(Task to complete) Reproduce the whole listing, character for character.

(Records to use)
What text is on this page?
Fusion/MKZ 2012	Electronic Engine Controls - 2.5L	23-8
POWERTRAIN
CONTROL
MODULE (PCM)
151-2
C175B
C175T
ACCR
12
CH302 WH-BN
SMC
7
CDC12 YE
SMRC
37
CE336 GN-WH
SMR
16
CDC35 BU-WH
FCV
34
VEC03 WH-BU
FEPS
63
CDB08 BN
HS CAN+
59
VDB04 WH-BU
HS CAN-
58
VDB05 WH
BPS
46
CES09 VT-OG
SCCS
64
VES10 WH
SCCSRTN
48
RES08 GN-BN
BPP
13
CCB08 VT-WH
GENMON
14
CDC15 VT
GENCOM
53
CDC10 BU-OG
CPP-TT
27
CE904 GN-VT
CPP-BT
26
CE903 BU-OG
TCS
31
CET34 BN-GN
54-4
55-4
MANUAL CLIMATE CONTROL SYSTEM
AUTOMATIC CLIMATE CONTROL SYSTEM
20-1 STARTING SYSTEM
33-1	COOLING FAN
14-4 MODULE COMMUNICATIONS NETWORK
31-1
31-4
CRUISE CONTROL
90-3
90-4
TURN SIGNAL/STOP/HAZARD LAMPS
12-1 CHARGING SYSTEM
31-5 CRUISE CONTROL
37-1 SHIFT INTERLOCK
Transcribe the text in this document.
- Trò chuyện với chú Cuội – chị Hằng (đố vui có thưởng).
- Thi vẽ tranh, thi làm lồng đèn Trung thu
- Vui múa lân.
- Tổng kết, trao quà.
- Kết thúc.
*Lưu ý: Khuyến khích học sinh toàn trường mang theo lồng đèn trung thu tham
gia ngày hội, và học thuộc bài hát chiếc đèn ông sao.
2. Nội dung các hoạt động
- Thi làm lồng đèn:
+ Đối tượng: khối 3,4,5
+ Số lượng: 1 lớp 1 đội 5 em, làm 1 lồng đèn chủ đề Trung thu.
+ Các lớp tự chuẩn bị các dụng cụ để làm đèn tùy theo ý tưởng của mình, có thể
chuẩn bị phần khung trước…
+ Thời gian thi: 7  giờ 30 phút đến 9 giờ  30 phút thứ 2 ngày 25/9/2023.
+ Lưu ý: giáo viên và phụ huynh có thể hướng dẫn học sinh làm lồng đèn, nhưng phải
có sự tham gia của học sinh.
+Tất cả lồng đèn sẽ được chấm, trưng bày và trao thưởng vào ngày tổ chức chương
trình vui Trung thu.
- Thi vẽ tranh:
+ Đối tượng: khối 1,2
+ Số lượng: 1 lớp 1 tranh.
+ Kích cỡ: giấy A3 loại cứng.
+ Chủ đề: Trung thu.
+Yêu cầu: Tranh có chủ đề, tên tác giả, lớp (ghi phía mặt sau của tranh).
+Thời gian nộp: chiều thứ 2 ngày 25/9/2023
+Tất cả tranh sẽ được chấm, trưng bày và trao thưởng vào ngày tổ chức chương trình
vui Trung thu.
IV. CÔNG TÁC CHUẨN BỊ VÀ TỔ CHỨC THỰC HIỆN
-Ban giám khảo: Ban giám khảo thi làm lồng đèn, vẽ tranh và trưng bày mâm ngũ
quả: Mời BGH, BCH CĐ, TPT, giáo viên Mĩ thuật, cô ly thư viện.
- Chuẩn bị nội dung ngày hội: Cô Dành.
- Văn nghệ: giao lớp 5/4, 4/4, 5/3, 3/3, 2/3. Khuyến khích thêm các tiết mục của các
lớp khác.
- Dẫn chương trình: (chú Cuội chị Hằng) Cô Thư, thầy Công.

(Exercise solution)
What text is on this page?
Fusion/MKZ 2012	Electronic Engine Controls - 2.5L	23-8
POWERTRAIN
CONTROL
MODULE (PCM)
151-2
C175B
C175T
ACCR
12
CH302 WH-BN
SMC
7
CDC12 YE
SMRC
37
CE336 GN-WH
SMR
16
CDC35 BU-WH
FCV
34
VEC03 WH-BU
FEPS
63
CDB08 BN
HS CAN+
59
VDB04 WH-BU
HS CAN-
58
VDB05 WH
BPS
46
CES09 VT-OG
SCCS
64
VES10 WH
SCCSRTN
48
RES08 GN-BN
BPP
13
CCB08 VT-WH
GENMON
14
CDC15 VT
GENCOM
53
CDC10 BU-OG
CPP-TT
27
CE904 GN-VT
CPP-BT
26
CE903 BU-OG
TCS
31
CET34 BN-GN
54-4
55-4
MANUAL CLIMATE CONTROL SYSTEM
AUTOMATIC CLIMATE CONTROL SYSTEM
20-1 STARTING SYSTEM
33-1	COOLING FAN
14-4 MODULE COMMUNICATIONS NETWORK
31-1
31-4
CRUISE CONTROL
90-3
90-4
TURN SIGNAL/STOP/HAZARD LAMPS
12-1 CHARGING SYSTEM
31-5 CRUISE CONTROL
37-1 SHIFT INTERLOCK
Transcribe the text in this document.
- Trò chuyện với chú Cuội – chị Hằng (đố vui có thưởng).
- Thi vẽ tranh, thi làm lồng đèn Trung thu
- Vui múa lân.
- Tổng kết, trao quà.
- Kết thúc.
*Lưu ý: Khuyến khích học sinh toàn trường mang theo lồng đèn trung thu tham
gia ngày hội, và học thuộc bài hát chiếc đèn ông sao.
2. Nội dung các hoạt động
- Thi làm lồng đèn:
+ Đối tượng: khối 3,4,5
+ Số lượng: 1 lớp 1 đội 5 em, làm 1 lồng đèn chủ đề Trung thu.
+ Các lớp tự chuẩn bị các dụng cụ để làm đèn tùy theo ý tưởng của mình, có thể
chuẩn bị phần khung trước…
+ Thời gian thi: 7  giờ 30 phút đến 9 giờ  30 phút thứ 2 ngày 25/9/2023.
+ Lưu ý: giáo viên và phụ huynh có thể hướng dẫn học sinh làm lồng đèn, nhưng phải
có sự tham gia của học sinh.
+Tất cả lồng đèn sẽ được chấm, trưng bày và trao thưởng vào ngày tổ chức chương
trình vui Trung thu.
- Thi vẽ tranh:
+ Đối tượng: khối 1,2
+ Số lượng: 1 lớp 1 tranh.
+ Kích cỡ: giấy A3 loại cứng.
+ Chủ đề: Trung thu.
+Yêu cầu: Tranh có chủ đề, tên tác giả, lớp (ghi phía mặt sau của tranh).
+Thời gian nộp: chiều thứ 2 ngày 25/9/2023
+Tất cả tranh sẽ được chấm, trưng bày và trao thưởng vào ngày tổ chức chương trình
vui Trung thu.
IV. CÔNG TÁC CHUẨN BỊ VÀ TỔ CHỨC THỰC HIỆN
-Ban giám khảo: Ban giám khảo thi làm lồng đèn, vẽ tranh và trưng bày mâm ngũ
quả: Mời BGH, BCH CĐ, TPT, giáo viên Mĩ thuật, cô ly thư viện.
- Chuẩn bị nội dung ngày hội: Cô Dành.
- Văn nghệ: giao lớp 5/4, 4/4, 5/3, 3/3, 2/3. Khuyến khích thêm các tiết mục của các
lớp khác.
- Dẫn chương trình: (chú Cuội chị Hằng) Cô Thư, thầy Công.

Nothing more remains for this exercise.